INPUT DATA.
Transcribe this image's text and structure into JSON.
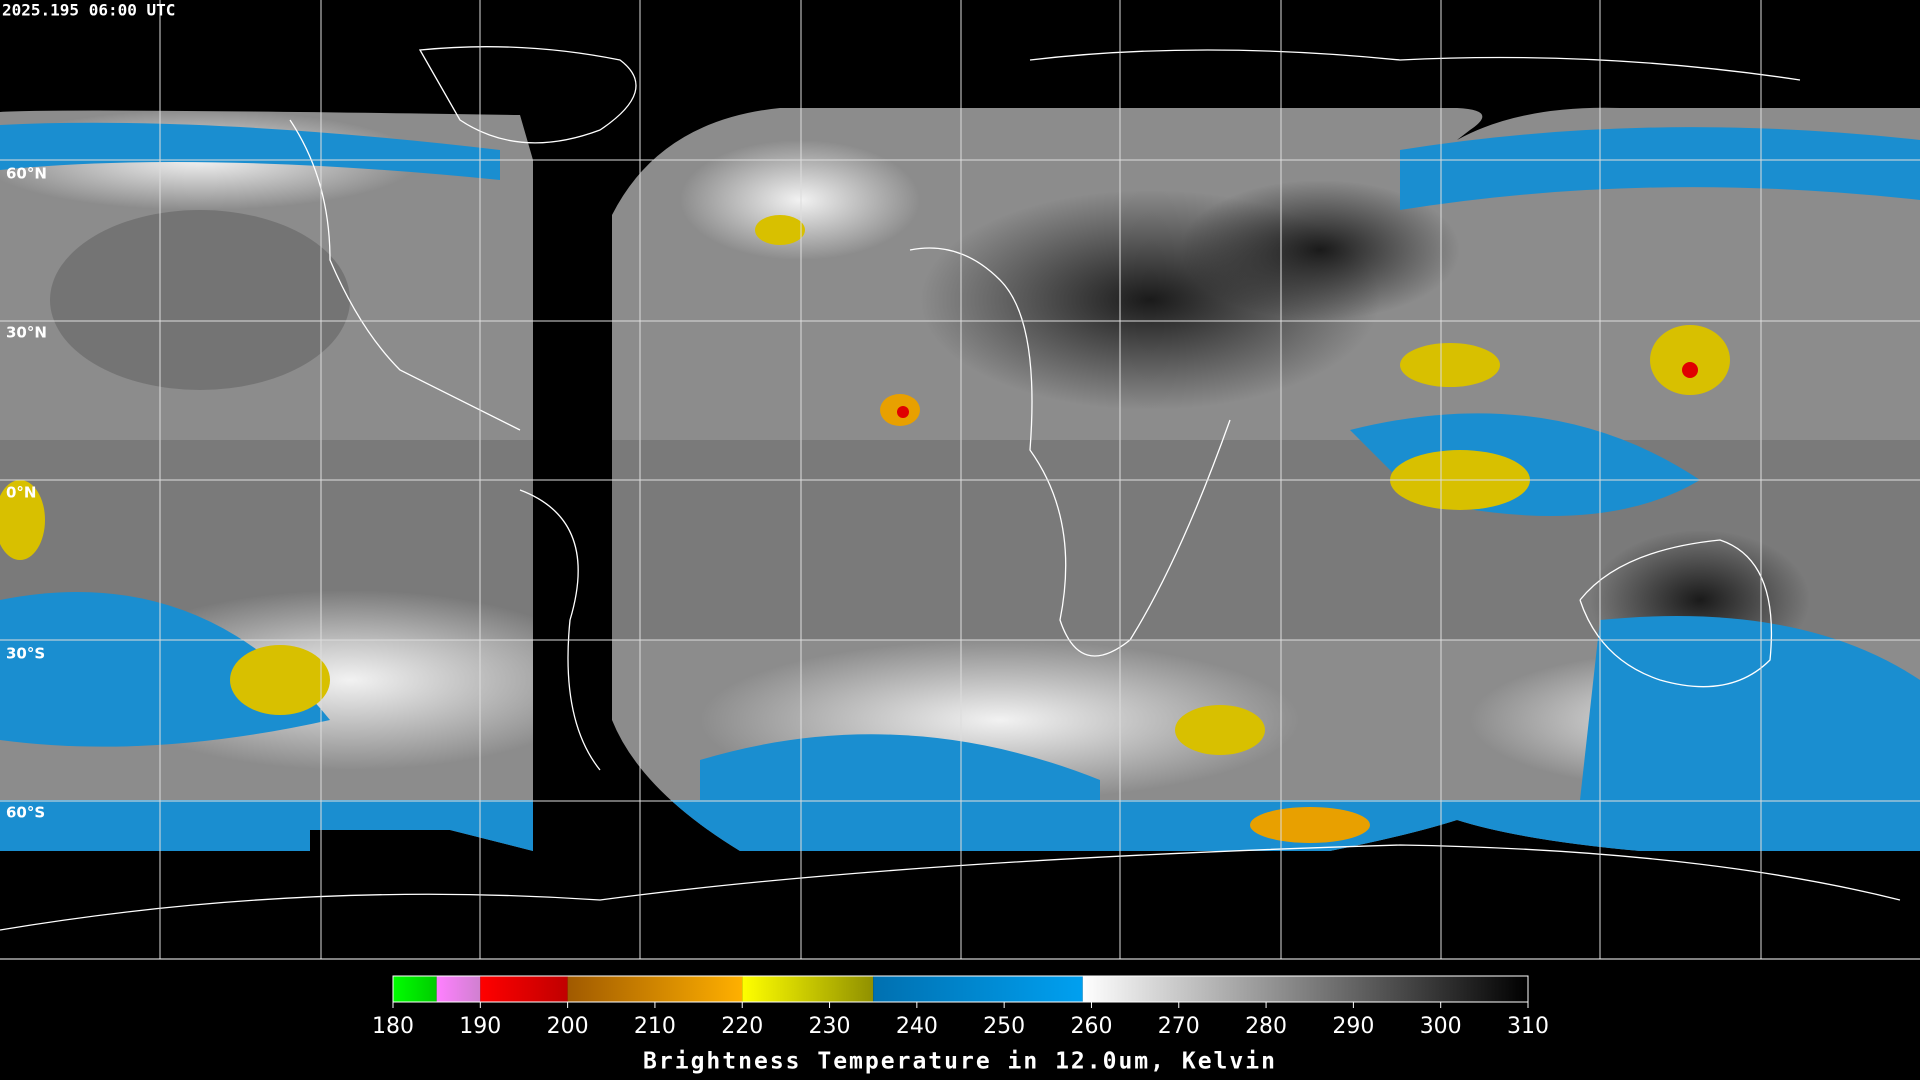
{
  "timestamp": "2025.195 06:00 UTC",
  "latitude_labels": [
    "60°N",
    "30°N",
    "0°N",
    "30°S",
    "60°S"
  ],
  "colorbar": {
    "title": "Brightness Temperature in 12.0um, Kelvin",
    "range": [
      180,
      310
    ],
    "ticks": [
      180,
      190,
      200,
      210,
      220,
      230,
      240,
      250,
      260,
      270,
      280,
      290,
      300,
      310
    ],
    "segments": [
      {
        "from": 180,
        "to": 185,
        "colors": [
          "#00ff00",
          "#00cc00"
        ]
      },
      {
        "from": 185,
        "to": 190,
        "colors": [
          "#ff80ff",
          "#d080d0"
        ]
      },
      {
        "from": 190,
        "to": 200,
        "colors": [
          "#ff0000",
          "#c00000"
        ]
      },
      {
        "from": 200,
        "to": 220,
        "colors": [
          "#a05a00",
          "#ffb000"
        ]
      },
      {
        "from": 220,
        "to": 235,
        "colors": [
          "#ffff00",
          "#909000"
        ]
      },
      {
        "from": 235,
        "to": 259,
        "colors": [
          "#0070b0",
          "#00a0f0"
        ]
      },
      {
        "from": 259,
        "to": 310,
        "colors": [
          "#ffffff",
          "#000000"
        ]
      }
    ]
  }
}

WORK INSTRUCTIONS. Reproduce each entry precisely, dropping only the pictures.

EXERCISE RESULT.
Transcribe this image's text and structure into JSON.
{
  "timestamp": "2025.195 06:00 UTC",
  "latitude_labels": [
    "60°N",
    "30°N",
    "0°N",
    "30°S",
    "60°S"
  ],
  "colorbar": {
    "title": "Brightness Temperature in 12.0um, Kelvin",
    "range": [
      180,
      310
    ],
    "ticks": [
      180,
      190,
      200,
      210,
      220,
      230,
      240,
      250,
      260,
      270,
      280,
      290,
      300,
      310
    ],
    "segments": [
      {
        "from": 180,
        "to": 185,
        "colors": [
          "#00ff00",
          "#00cc00"
        ]
      },
      {
        "from": 185,
        "to": 190,
        "colors": [
          "#ff80ff",
          "#d080d0"
        ]
      },
      {
        "from": 190,
        "to": 200,
        "colors": [
          "#ff0000",
          "#c00000"
        ]
      },
      {
        "from": 200,
        "to": 220,
        "colors": [
          "#a05a00",
          "#ffb000"
        ]
      },
      {
        "from": 220,
        "to": 235,
        "colors": [
          "#ffff00",
          "#909000"
        ]
      },
      {
        "from": 235,
        "to": 259,
        "colors": [
          "#0070b0",
          "#00a0f0"
        ]
      },
      {
        "from": 259,
        "to": 310,
        "colors": [
          "#ffffff",
          "#000000"
        ]
      }
    ]
  }
}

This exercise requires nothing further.